**Instruction**
Return the lines below that carry the word "source".

Figure contents as structured data
>>>>>
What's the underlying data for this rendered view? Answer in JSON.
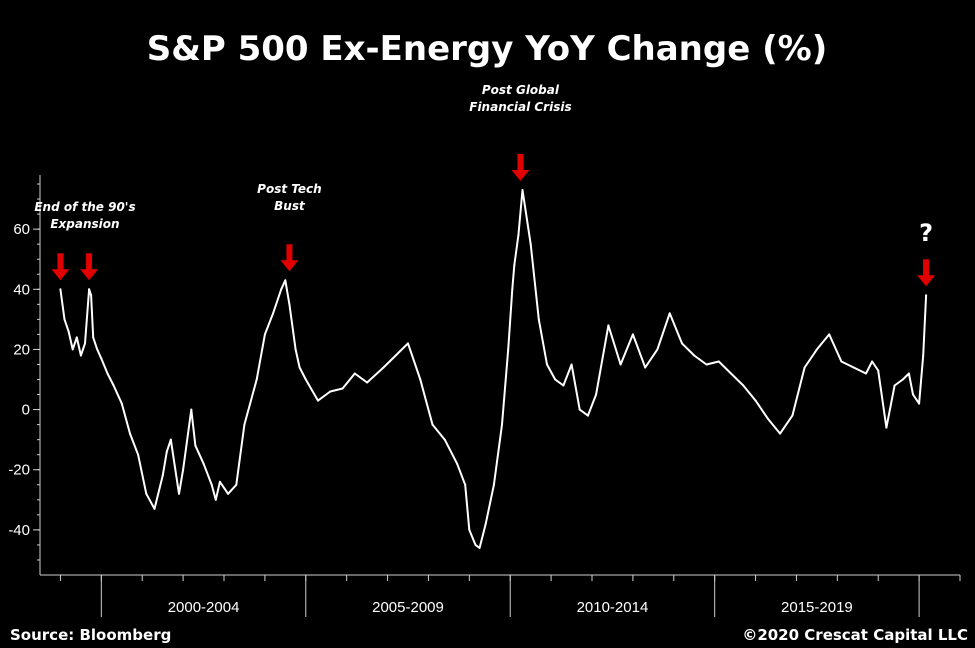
{
  "chart_data": {
    "type": "line",
    "title": "S&P 500 Ex-Energy YoY Change (%)",
    "xlabel": "",
    "ylabel": "",
    "xlim": [
      1998.5,
      2021.0
    ],
    "ylim": [
      -55,
      78
    ],
    "yticks": [
      -40,
      -20,
      0,
      20,
      40,
      60
    ],
    "period_labels": [
      "2000-2004",
      "2005-2009",
      "2010-2014",
      "2015-2019"
    ],
    "period_bounds": [
      2000.0,
      2005.0,
      2010.0,
      2015.0,
      2020.0
    ],
    "grid": false,
    "legend": "none",
    "line_color": "#ffffff",
    "arrow_color": "#e00000",
    "series": [
      {
        "x": [
          1999.0,
          1999.1,
          1999.2,
          1999.3,
          1999.4,
          1999.5,
          1999.6,
          1999.7,
          1999.75,
          1999.8,
          1999.9,
          2000.0,
          2000.15,
          2000.3,
          2000.5,
          2000.7,
          2000.9,
          2001.1,
          2001.3,
          2001.5,
          2001.6,
          2001.7,
          2001.9,
          2002.0,
          2002.2,
          2002.3,
          2002.5,
          2002.7,
          2002.8,
          2002.9,
          2003.1,
          2003.3,
          2003.5,
          2003.8,
          2004.0,
          2004.2,
          2004.4,
          2004.5,
          2004.6,
          2004.75,
          2004.85,
          2005.0,
          2005.3,
          2005.6,
          2005.9,
          2006.2,
          2006.5,
          2006.9,
          2007.2,
          2007.5,
          2007.8,
          2008.1,
          2008.4,
          2008.7,
          2008.9,
          2009.0,
          2009.15,
          2009.25,
          2009.4,
          2009.6,
          2009.8,
          2009.95,
          2010.05,
          2010.1,
          2010.2,
          2010.3,
          2010.5,
          2010.7,
          2010.9,
          2011.1,
          2011.3,
          2011.5,
          2011.7,
          2011.9,
          2012.1,
          2012.4,
          2012.7,
          2013.0,
          2013.3,
          2013.6,
          2013.9,
          2014.2,
          2014.5,
          2014.8,
          2015.1,
          2015.4,
          2015.7,
          2016.0,
          2016.3,
          2016.6,
          2016.9,
          2017.2,
          2017.5,
          2017.8,
          2018.1,
          2018.4,
          2018.7,
          2018.85,
          2019.0,
          2019.2,
          2019.4,
          2019.6,
          2019.75,
          2019.85,
          2020.0,
          2020.1,
          2020.17
        ],
        "values": [
          40,
          30,
          26,
          20,
          24,
          18,
          22,
          40,
          38,
          24,
          20,
          17,
          12,
          8,
          2,
          -8,
          -15,
          -28,
          -33,
          -22,
          -14,
          -10,
          -28,
          -20,
          0,
          -12,
          -18,
          -25,
          -30,
          -24,
          -28,
          -25,
          -5,
          10,
          25,
          32,
          40,
          43,
          35,
          20,
          14,
          10,
          3,
          6,
          7,
          12,
          9,
          14,
          18,
          22,
          10,
          -5,
          -10,
          -18,
          -25,
          -40,
          -45,
          -46,
          -38,
          -25,
          -5,
          20,
          40,
          48,
          58,
          73,
          55,
          30,
          15,
          10,
          8,
          15,
          0,
          -2,
          5,
          28,
          15,
          25,
          14,
          20,
          32,
          22,
          18,
          15,
          16,
          12,
          8,
          3,
          -3,
          -8,
          -2,
          14,
          20,
          25,
          16,
          14,
          12,
          16,
          13,
          -6,
          8,
          10,
          12,
          5,
          2,
          18,
          38
        ]
      }
    ],
    "annotations": [
      {
        "text_lines": [
          "End of the 90's",
          "Expansion"
        ],
        "x": 1999.6,
        "y": 61,
        "target_x": [
          1999.0,
          1999.7
        ],
        "target_y": 40
      },
      {
        "text_lines": [
          "Post Tech",
          "Bust"
        ],
        "x": 2004.6,
        "y": 67,
        "target_x": [
          2004.6
        ],
        "target_y": 43
      },
      {
        "text_lines": [
          "Post Global",
          "Financial Crisis"
        ],
        "x": 2010.25,
        "y": 100,
        "target_x": [
          2010.25
        ],
        "target_y": 73
      },
      {
        "text_lines": [
          "?"
        ],
        "x": 2020.17,
        "y": 58,
        "target_x": [
          2020.17
        ],
        "target_y": 38
      }
    ]
  },
  "footer": {
    "source": "Source: Bloomberg",
    "copyright": "©2020 Crescat Capital LLC"
  }
}
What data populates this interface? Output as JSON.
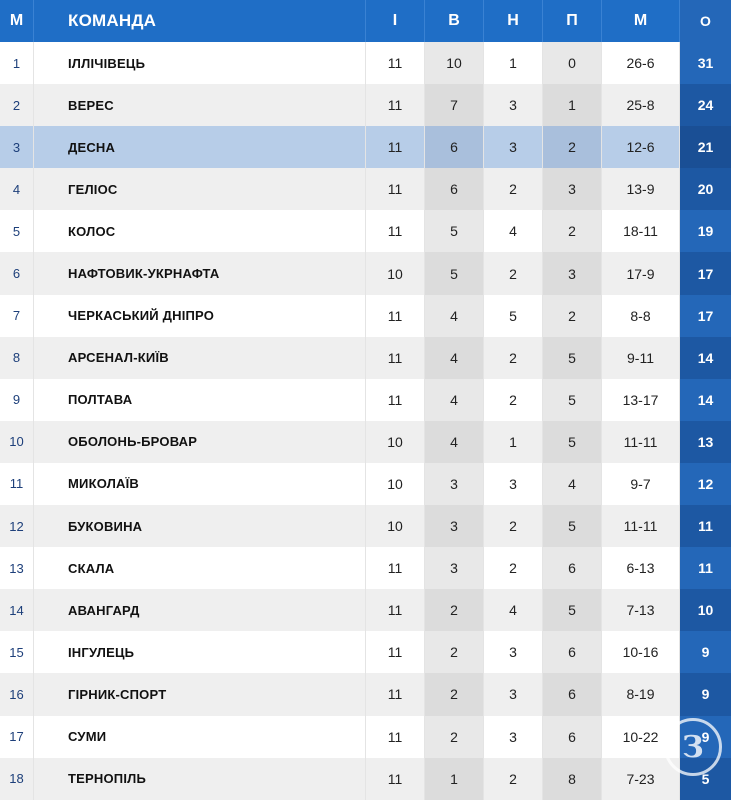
{
  "headers": {
    "pos": "М",
    "team": "КОМАНДА",
    "played": "І",
    "won": "В",
    "drawn": "Н",
    "lost": "П",
    "goals": "М",
    "points": "О"
  },
  "rows": [
    {
      "pos": "1",
      "team": "ІЛЛІЧІВЕЦЬ",
      "played": "11",
      "won": "10",
      "drawn": "1",
      "lost": "0",
      "goals": "26-6",
      "points": "31"
    },
    {
      "pos": "2",
      "team": "ВЕРЕС",
      "played": "11",
      "won": "7",
      "drawn": "3",
      "lost": "1",
      "goals": "25-8",
      "points": "24"
    },
    {
      "pos": "3",
      "team": "ДЕСНА",
      "played": "11",
      "won": "6",
      "drawn": "3",
      "lost": "2",
      "goals": "12-6",
      "points": "21"
    },
    {
      "pos": "4",
      "team": "ГЕЛІОС",
      "played": "11",
      "won": "6",
      "drawn": "2",
      "lost": "3",
      "goals": "13-9",
      "points": "20"
    },
    {
      "pos": "5",
      "team": "КОЛОС",
      "played": "11",
      "won": "5",
      "drawn": "4",
      "lost": "2",
      "goals": "18-11",
      "points": "19"
    },
    {
      "pos": "6",
      "team": "НАФТОВИК-УКРНАФТА",
      "played": "10",
      "won": "5",
      "drawn": "2",
      "lost": "3",
      "goals": "17-9",
      "points": "17"
    },
    {
      "pos": "7",
      "team": "ЧЕРКАСЬКИЙ ДНІПРО",
      "played": "11",
      "won": "4",
      "drawn": "5",
      "lost": "2",
      "goals": "8-8",
      "points": "17"
    },
    {
      "pos": "8",
      "team": "АРСЕНАЛ-КИЇВ",
      "played": "11",
      "won": "4",
      "drawn": "2",
      "lost": "5",
      "goals": "9-11",
      "points": "14"
    },
    {
      "pos": "9",
      "team": "ПОЛТАВА",
      "played": "11",
      "won": "4",
      "drawn": "2",
      "lost": "5",
      "goals": "13-17",
      "points": "14"
    },
    {
      "pos": "10",
      "team": "ОБОЛОНЬ-БРОВАР",
      "played": "10",
      "won": "4",
      "drawn": "1",
      "lost": "5",
      "goals": "11-11",
      "points": "13"
    },
    {
      "pos": "11",
      "team": "МИКОЛАЇВ",
      "played": "10",
      "won": "3",
      "drawn": "3",
      "lost": "4",
      "goals": "9-7",
      "points": "12"
    },
    {
      "pos": "12",
      "team": "БУКОВИНА",
      "played": "10",
      "won": "3",
      "drawn": "2",
      "lost": "5",
      "goals": "11-11",
      "points": "11"
    },
    {
      "pos": "13",
      "team": "СКАЛА",
      "played": "11",
      "won": "3",
      "drawn": "2",
      "lost": "6",
      "goals": "6-13",
      "points": "11"
    },
    {
      "pos": "14",
      "team": "АВАНГАРД",
      "played": "11",
      "won": "2",
      "drawn": "4",
      "lost": "5",
      "goals": "7-13",
      "points": "10"
    },
    {
      "pos": "15",
      "team": "ІНГУЛЕЦЬ",
      "played": "11",
      "won": "2",
      "drawn": "3",
      "lost": "6",
      "goals": "10-16",
      "points": "9"
    },
    {
      "pos": "16",
      "team": "ГІРНИК-СПОРТ",
      "played": "11",
      "won": "2",
      "drawn": "3",
      "lost": "6",
      "goals": "8-19",
      "points": "9"
    },
    {
      "pos": "17",
      "team": "СУМИ",
      "played": "11",
      "won": "2",
      "drawn": "3",
      "lost": "6",
      "goals": "10-22",
      "points": "9"
    },
    {
      "pos": "18",
      "team": "ТЕРНОПІЛЬ",
      "played": "11",
      "won": "1",
      "drawn": "2",
      "lost": "8",
      "goals": "7-23",
      "points": "5"
    }
  ],
  "highlighted_row": "3",
  "colors": {
    "header": "#1f6ec6",
    "points_column": "#2467b8",
    "highlight": "#b7cde8"
  }
}
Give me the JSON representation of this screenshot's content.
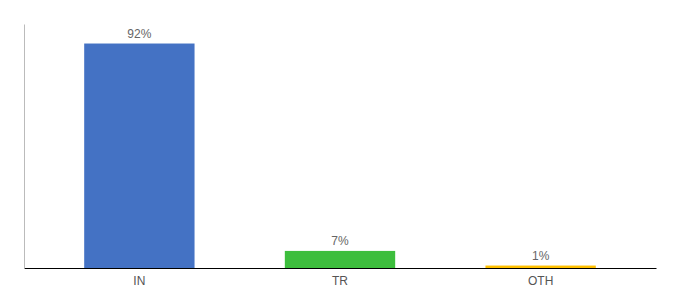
{
  "chart_data": {
    "type": "bar",
    "categories": [
      "IN",
      "TR",
      "OTH"
    ],
    "values": [
      92,
      7,
      1
    ],
    "value_labels": [
      "92%",
      "7%",
      "1%"
    ],
    "colors": [
      "#4472C4",
      "#3DBE3D",
      "#FFC000"
    ],
    "ylim": [
      0,
      100
    ],
    "data_labels": true,
    "tick_labels": "x"
  }
}
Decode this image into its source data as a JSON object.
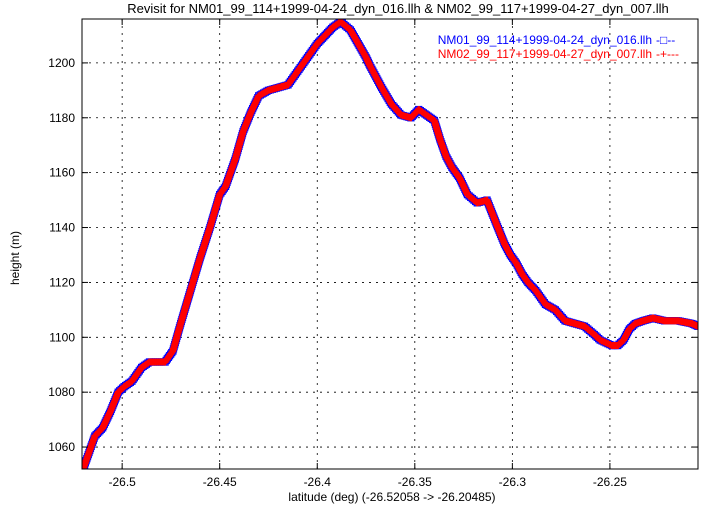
{
  "chart_data": {
    "type": "line",
    "title": "Revisit for NM01_99_114+1999-04-24_dyn_016.llh & NM02_99_117+1999-04-27_dyn_007.llh",
    "xlabel": "latitude (deg) (-26.52058 -> -26.20485)",
    "ylabel": "height (m)",
    "xlim": [
      -26.52058,
      -26.20485
    ],
    "ylim": [
      1052,
      1216
    ],
    "x_ticks": [
      -26.5,
      -26.45,
      -26.4,
      -26.35,
      -26.3,
      -26.25
    ],
    "x_tick_labels": [
      "-26.5",
      "-26.45",
      "-26.4",
      "-26.35",
      "-26.3",
      "-26.25"
    ],
    "y_ticks": [
      1060,
      1080,
      1100,
      1120,
      1140,
      1160,
      1180,
      1200
    ],
    "y_tick_labels": [
      "1060",
      "1080",
      "1100",
      "1120",
      "1140",
      "1160",
      "1180",
      "1200"
    ],
    "grid": true,
    "legend_position": "top-right",
    "series": [
      {
        "name": "NM01_99_114+1999-04-24_dyn_016.llh",
        "legend_marker": "-□--",
        "color": "#0000ff",
        "marker": "square",
        "x": [
          -26.52,
          -26.517,
          -26.514,
          -26.51,
          -26.506,
          -26.502,
          -26.499,
          -26.495,
          -26.49,
          -26.486,
          -26.483,
          -26.478,
          -26.474,
          -26.47,
          -26.465,
          -26.46,
          -26.455,
          -26.45,
          -26.447,
          -26.442,
          -26.438,
          -26.434,
          -26.43,
          -26.425,
          -26.42,
          -26.415,
          -26.41,
          -26.405,
          -26.4,
          -26.396,
          -26.392,
          -26.388,
          -26.383,
          -26.379,
          -26.375,
          -26.373,
          -26.37,
          -26.367,
          -26.362,
          -26.357,
          -26.352,
          -26.348,
          -26.344,
          -26.34,
          -26.337,
          -26.334,
          -26.331,
          -26.327,
          -26.323,
          -26.318,
          -26.313,
          -26.308,
          -26.304,
          -26.301,
          -26.298,
          -26.295,
          -26.292,
          -26.288,
          -26.283,
          -26.278,
          -26.273,
          -26.268,
          -26.263,
          -26.258,
          -26.255,
          -26.252,
          -26.249,
          -26.246,
          -26.243,
          -26.24,
          -26.237,
          -26.233,
          -26.228,
          -26.222,
          -26.215,
          -26.208,
          -26.2049
        ],
        "y": [
          1052,
          1058,
          1064,
          1067,
          1073,
          1080,
          1082,
          1084,
          1089,
          1091,
          1091,
          1091,
          1095,
          1105,
          1117,
          1129,
          1140,
          1152,
          1155,
          1165,
          1175,
          1182,
          1188,
          1190,
          1191,
          1192,
          1197,
          1202,
          1207,
          1210,
          1213,
          1215,
          1212,
          1207,
          1202,
          1199,
          1195,
          1191,
          1185,
          1181,
          1180,
          1183,
          1181,
          1179,
          1172,
          1166,
          1162,
          1158,
          1152,
          1149,
          1150,
          1141,
          1134,
          1130,
          1127,
          1123,
          1120,
          1117,
          1112,
          1110,
          1106,
          1105,
          1104,
          1101,
          1099,
          1098,
          1097,
          1097,
          1099,
          1103,
          1105,
          1106,
          1107,
          1106,
          1106,
          1105,
          1104
        ]
      },
      {
        "name": "NM02_99_117+1999-04-27_dyn_007.llh",
        "legend_marker": "-+---",
        "color": "#ff0000",
        "marker": "plus",
        "x": [
          -26.52,
          -26.517,
          -26.514,
          -26.51,
          -26.506,
          -26.502,
          -26.499,
          -26.495,
          -26.49,
          -26.486,
          -26.483,
          -26.478,
          -26.474,
          -26.47,
          -26.465,
          -26.46,
          -26.455,
          -26.45,
          -26.447,
          -26.442,
          -26.438,
          -26.434,
          -26.43,
          -26.425,
          -26.42,
          -26.415,
          -26.41,
          -26.405,
          -26.4,
          -26.396,
          -26.392,
          -26.388,
          -26.383,
          -26.379,
          -26.375,
          -26.373,
          -26.37,
          -26.367,
          -26.362,
          -26.357,
          -26.352,
          -26.348,
          -26.344,
          -26.34,
          -26.337,
          -26.334,
          -26.331,
          -26.327,
          -26.323,
          -26.318,
          -26.313,
          -26.308,
          -26.304,
          -26.301,
          -26.298,
          -26.295,
          -26.292,
          -26.288,
          -26.283,
          -26.278,
          -26.273,
          -26.268,
          -26.263,
          -26.258,
          -26.255,
          -26.252,
          -26.249,
          -26.246,
          -26.243,
          -26.24,
          -26.237,
          -26.233,
          -26.228,
          -26.222,
          -26.215,
          -26.208,
          -26.2049
        ],
        "y": [
          1052,
          1058,
          1064,
          1067,
          1073,
          1080,
          1082,
          1084,
          1089,
          1091,
          1091,
          1091,
          1095,
          1105,
          1117,
          1129,
          1140,
          1152,
          1155,
          1165,
          1175,
          1182,
          1188,
          1190,
          1191,
          1192,
          1197,
          1202,
          1207,
          1210,
          1213,
          1215,
          1212,
          1207,
          1202,
          1199,
          1195,
          1191,
          1185,
          1181,
          1180,
          1183,
          1181,
          1179,
          1172,
          1166,
          1162,
          1158,
          1152,
          1149,
          1150,
          1141,
          1134,
          1130,
          1127,
          1123,
          1120,
          1117,
          1112,
          1110,
          1106,
          1105,
          1104,
          1101,
          1099,
          1098,
          1097,
          1097,
          1099,
          1103,
          1105,
          1106,
          1107,
          1106,
          1106,
          1105,
          1104
        ]
      }
    ]
  }
}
<<<<<
**Finished answer**
    "source": "Source: Bloomberg",
Decode this image into its source data as a JSON object.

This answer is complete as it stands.